## Begin Supplied records

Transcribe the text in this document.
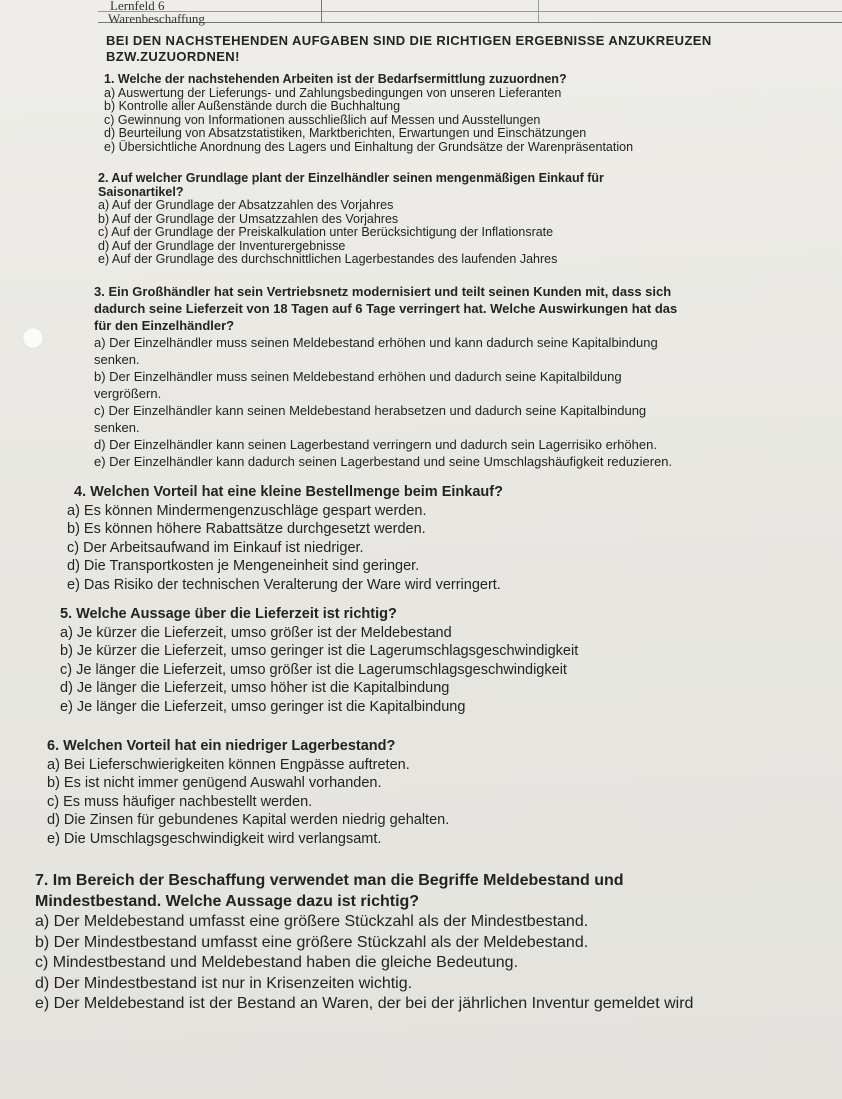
Lernfeld 6
Warenbeschaffung
BEI DEN NACHSTEHENDEN AUFGABEN SIND DIE RICHTIGEN ERGEBNISSE ANZUKREUZEN
BZW.ZUZUORDNEN!
1. Welche der nachstehenden Arbeiten ist der Bedarfsermittlung zuzuordnen?
a) Auswertung der Lieferungs- und Zahlungsbedingungen von unseren Lieferanten
b) Kontrolle aller Außenstände durch die Buchhaltung
c) Gewinnung von Informationen ausschließlich auf Messen und Ausstellungen
d) Beurteilung von Absatzstatistiken, Marktberichten, Erwartungen und Einschätzungen
e) Übersichtliche Anordnung des Lagers und Einhaltung der Grundsätze der Warenpräsentation
2. Auf welcher Grundlage plant der Einzelhändler seinen mengenmäßigen Einkauf für
Saisonartikel?
a) Auf der Grundlage der Absatzzahlen des Vorjahres
b) Auf der Grundlage der Umsatzzahlen des Vorjahres
c) Auf der Grundlage der Preiskalkulation unter Berücksichtigung der Inflationsrate
d) Auf der Grundlage der Inventurergebnisse
e) Auf der Grundlage des durchschnittlichen Lagerbestandes des laufenden Jahres
3. Ein Großhändler hat sein Vertriebsnetz modernisiert und teilt seinen Kunden mit, dass sich
dadurch seine Lieferzeit von 18 Tagen auf 6 Tage verringert hat. Welche Auswirkungen hat das
für den Einzelhändler?
a) Der Einzelhändler muss seinen Meldebestand erhöhen und kann dadurch seine Kapitalbindung
senken.
b) Der Einzelhändler muss seinen Meldebestand erhöhen und dadurch seine Kapitalbildung
vergrößern.
c) Der Einzelhändler kann seinen Meldebestand herabsetzen und dadurch seine Kapitalbindung
senken.
d) Der Einzelhändler kann seinen Lagerbestand verringern und dadurch sein Lagerrisiko erhöhen.
e) Der Einzelhändler kann dadurch seinen Lagerbestand und seine Umschlagshäufigkeit reduzieren.
4. Welchen Vorteil hat eine kleine Bestellmenge beim Einkauf?
a) Es können Mindermengenzuschläge gespart werden.
b) Es können höhere Rabattsätze durchgesetzt werden.
c) Der Arbeitsaufwand im Einkauf ist niedriger.
d) Die Transportkosten je Mengeneinheit sind geringer.
e) Das Risiko der technischen Veralterung der Ware wird verringert.
5. Welche Aussage über die Lieferzeit ist richtig?
a) Je kürzer die Lieferzeit, umso größer ist der Meldebestand
b) Je kürzer die Lieferzeit, umso geringer ist die Lagerumschlagsgeschwindigkeit
c) Je länger die Lieferzeit, umso größer ist die Lagerumschlagsgeschwindigkeit
d) Je länger die Lieferzeit, umso höher ist die Kapitalbindung
e) Je länger die Lieferzeit, umso geringer ist die Kapitalbindung
6. Welchen Vorteil hat ein niedriger Lagerbestand?
a) Bei Lieferschwierigkeiten können Engpässe auftreten.
b) Es ist nicht immer genügend Auswahl vorhanden.
c) Es muss häufiger nachbestellt werden.
d) Die Zinsen für gebundenes Kapital werden niedrig gehalten.
e) Die Umschlagsgeschwindigkeit wird verlangsamt.
7. Im Bereich der Beschaffung verwendet man die Begriffe Meldebestand und
Mindestbestand. Welche Aussage dazu ist richtig?
a) Der Meldebestand umfasst eine größere Stückzahl als der Mindestbestand.
b) Der Mindestbestand umfasst eine größere Stückzahl als der Meldebestand.
c) Mindestbestand und Meldebestand haben die gleiche Bedeutung.
d) Der Mindestbestand ist nur in Krisenzeiten wichtig.
e) Der Meldebestand ist der Bestand an Waren, der bei der jährlichen Inventur gemeldet wird
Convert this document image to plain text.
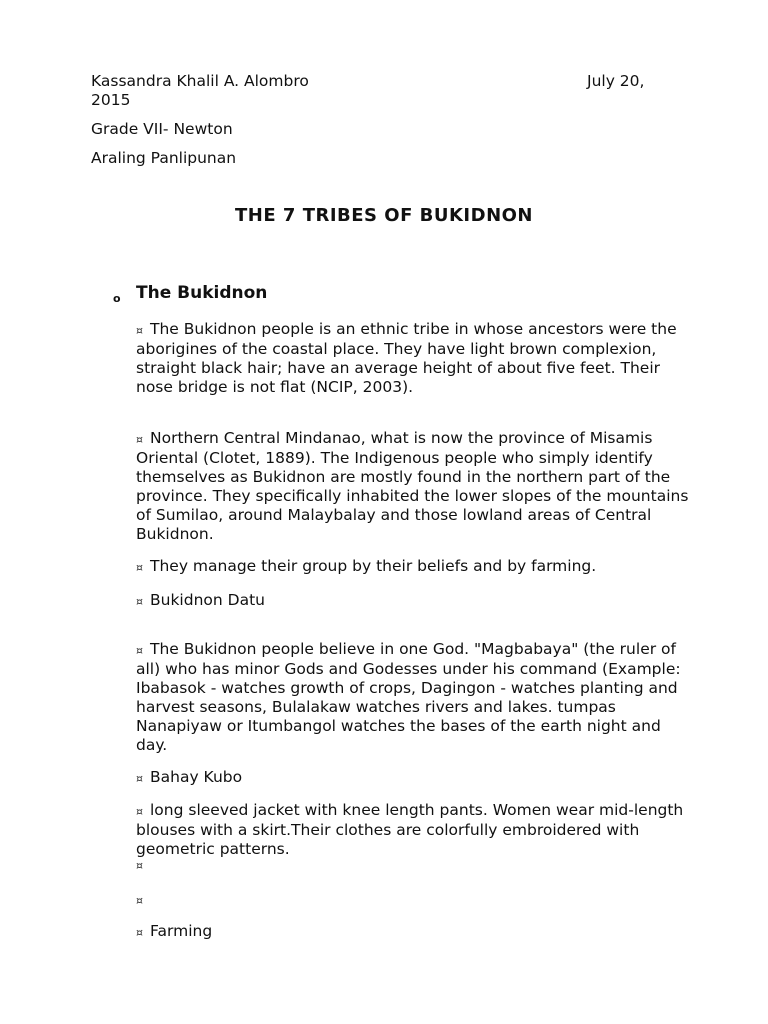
Kassandra Khalil A. Alombro	July 20,
2015
Grade VII- Newton
Araling Panlipunan
THE 7 TRIBES OF BUKIDNON
o The Bukidnon
¤ The Bukidnon people is an ethnic tribe in whose ancestors were the aborigines of the coastal place. They have light brown complexion, straight black hair; have an average height of about five feet. Their nose bridge is not flat (NCIP, 2003).
¤ Northern Central Mindanao, what is now the province of Misamis Oriental (Clotet, 1889). The Indigenous people who simply identify themselves as Bukidnon are mostly found in the northern part of the province. They specifically inhabited the lower slopes of the mountains of Sumilao, around Malaybalay and those lowland areas of Central Bukidnon.
¤ They manage their group by their beliefs and by farming.
¤ Bukidnon Datu
¤ The Bukidnon people believe in one God. "Magbabaya" (the ruler of all) who has minor Gods and Godesses under his command (Example: Ibabasok - watches growth of crops, Dagingon - watches planting and harvest seasons, Bulalakaw watches rivers and lakes. tumpas Nanapiyaw or Itumbangol watches the bases of the earth night and day.
¤ Bahay Kubo
¤ long sleeved jacket with knee length pants. Women wear mid-length blouses with a skirt.Their clothes are colorfully embroidered with geometric patterns.
¤
¤
¤ Farming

## End Supplied records

• Problem to work on: The listing above needs to be output again exactly. Don't include the pictures.

• Answer for this exercise:
Transcribe the text in this document.
Lernfeld 6
Warenbeschaffung
BEI DEN NACHSTEHENDEN AUFGABEN SIND DIE RICHTIGEN ERGEBNISSE ANZUKREUZEN
BZW.ZUZUORDNEN!
1. Welche der nachstehenden Arbeiten ist der Bedarfsermittlung zuzuordnen?
a) Auswertung der Lieferungs- und Zahlungsbedingungen von unseren Lieferanten
b) Kontrolle aller Außenstände durch die Buchhaltung
c) Gewinnung von Informationen ausschließlich auf Messen und Ausstellungen
d) Beurteilung von Absatzstatistiken, Marktberichten, Erwartungen und Einschätzungen
e) Übersichtliche Anordnung des Lagers und Einhaltung der Grundsätze der Warenpräsentation
2. Auf welcher Grundlage plant der Einzelhändler seinen mengenmäßigen Einkauf für
Saisonartikel?
a) Auf der Grundlage der Absatzzahlen des Vorjahres
b) Auf der Grundlage der Umsatzzahlen des Vorjahres
c) Auf der Grundlage der Preiskalkulation unter Berücksichtigung der Inflationsrate
d) Auf der Grundlage der Inventurergebnisse
e) Auf der Grundlage des durchschnittlichen Lagerbestandes des laufenden Jahres
3. Ein Großhändler hat sein Vertriebsnetz modernisiert und teilt seinen Kunden mit, dass sich
dadurch seine Lieferzeit von 18 Tagen auf 6 Tage verringert hat. Welche Auswirkungen hat das
für den Einzelhändler?
a) Der Einzelhändler muss seinen Meldebestand erhöhen und kann dadurch seine Kapitalbindung
senken.
b) Der Einzelhändler muss seinen Meldebestand erhöhen und dadurch seine Kapitalbildung
vergrößern.
c) Der Einzelhändler kann seinen Meldebestand herabsetzen und dadurch seine Kapitalbindung
senken.
d) Der Einzelhändler kann seinen Lagerbestand verringern und dadurch sein Lagerrisiko erhöhen.
e) Der Einzelhändler kann dadurch seinen Lagerbestand und seine Umschlagshäufigkeit reduzieren.
4. Welchen Vorteil hat eine kleine Bestellmenge beim Einkauf?
a) Es können Mindermengenzuschläge gespart werden.
b) Es können höhere Rabattsätze durchgesetzt werden.
c) Der Arbeitsaufwand im Einkauf ist niedriger.
d) Die Transportkosten je Mengeneinheit sind geringer.
e) Das Risiko der technischen Veralterung der Ware wird verringert.
5. Welche Aussage über die Lieferzeit ist richtig?
a) Je kürzer die Lieferzeit, umso größer ist der Meldebestand
b) Je kürzer die Lieferzeit, umso geringer ist die Lagerumschlagsgeschwindigkeit
c) Je länger die Lieferzeit, umso größer ist die Lagerumschlagsgeschwindigkeit
d) Je länger die Lieferzeit, umso höher ist die Kapitalbindung
e) Je länger die Lieferzeit, umso geringer ist die Kapitalbindung
6. Welchen Vorteil hat ein niedriger Lagerbestand?
a) Bei Lieferschwierigkeiten können Engpässe auftreten.
b) Es ist nicht immer genügend Auswahl vorhanden.
c) Es muss häufiger nachbestellt werden.
d) Die Zinsen für gebundenes Kapital werden niedrig gehalten.
e) Die Umschlagsgeschwindigkeit wird verlangsamt.
7. Im Bereich der Beschaffung verwendet man die Begriffe Meldebestand und
Mindestbestand. Welche Aussage dazu ist richtig?
a) Der Meldebestand umfasst eine größere Stückzahl als der Mindestbestand.
b) Der Mindestbestand umfasst eine größere Stückzahl als der Meldebestand.
c) Mindestbestand und Meldebestand haben die gleiche Bedeutung.
d) Der Mindestbestand ist nur in Krisenzeiten wichtig.
e) Der Meldebestand ist der Bestand an Waren, der bei der jährlichen Inventur gemeldet wird
Convert this document image to plain text.
Kassandra Khalil A. Alombro	July 20,
2015
Grade VII- Newton
Araling Panlipunan
THE 7 TRIBES OF BUKIDNON
o The Bukidnon
¤ The Bukidnon people is an ethnic tribe in whose ancestors were the aborigines of the coastal place. They have light brown complexion, straight black hair; have an average height of about five feet. Their nose bridge is not flat (NCIP, 2003).
¤ Northern Central Mindanao, what is now the province of Misamis Oriental (Clotet, 1889). The Indigenous people who simply identify themselves as Bukidnon are mostly found in the northern part of the province. They specifically inhabited the lower slopes of the mountains of Sumilao, around Malaybalay and those lowland areas of Central Bukidnon.
¤ They manage their group by their beliefs and by farming.
¤ Bukidnon Datu
¤ The Bukidnon people believe in one God. "Magbabaya" (the ruler of all) who has minor Gods and Godesses under his command (Example: Ibabasok - watches growth of crops, Dagingon - watches planting and harvest seasons, Bulalakaw watches rivers and lakes. tumpas Nanapiyaw or Itumbangol watches the bases of the earth night and day.
¤ Bahay Kubo
¤ long sleeved jacket with knee length pants. Women wear mid-length blouses with a skirt.Their clothes are colorfully embroidered with geometric patterns.
¤
¤
¤ Farming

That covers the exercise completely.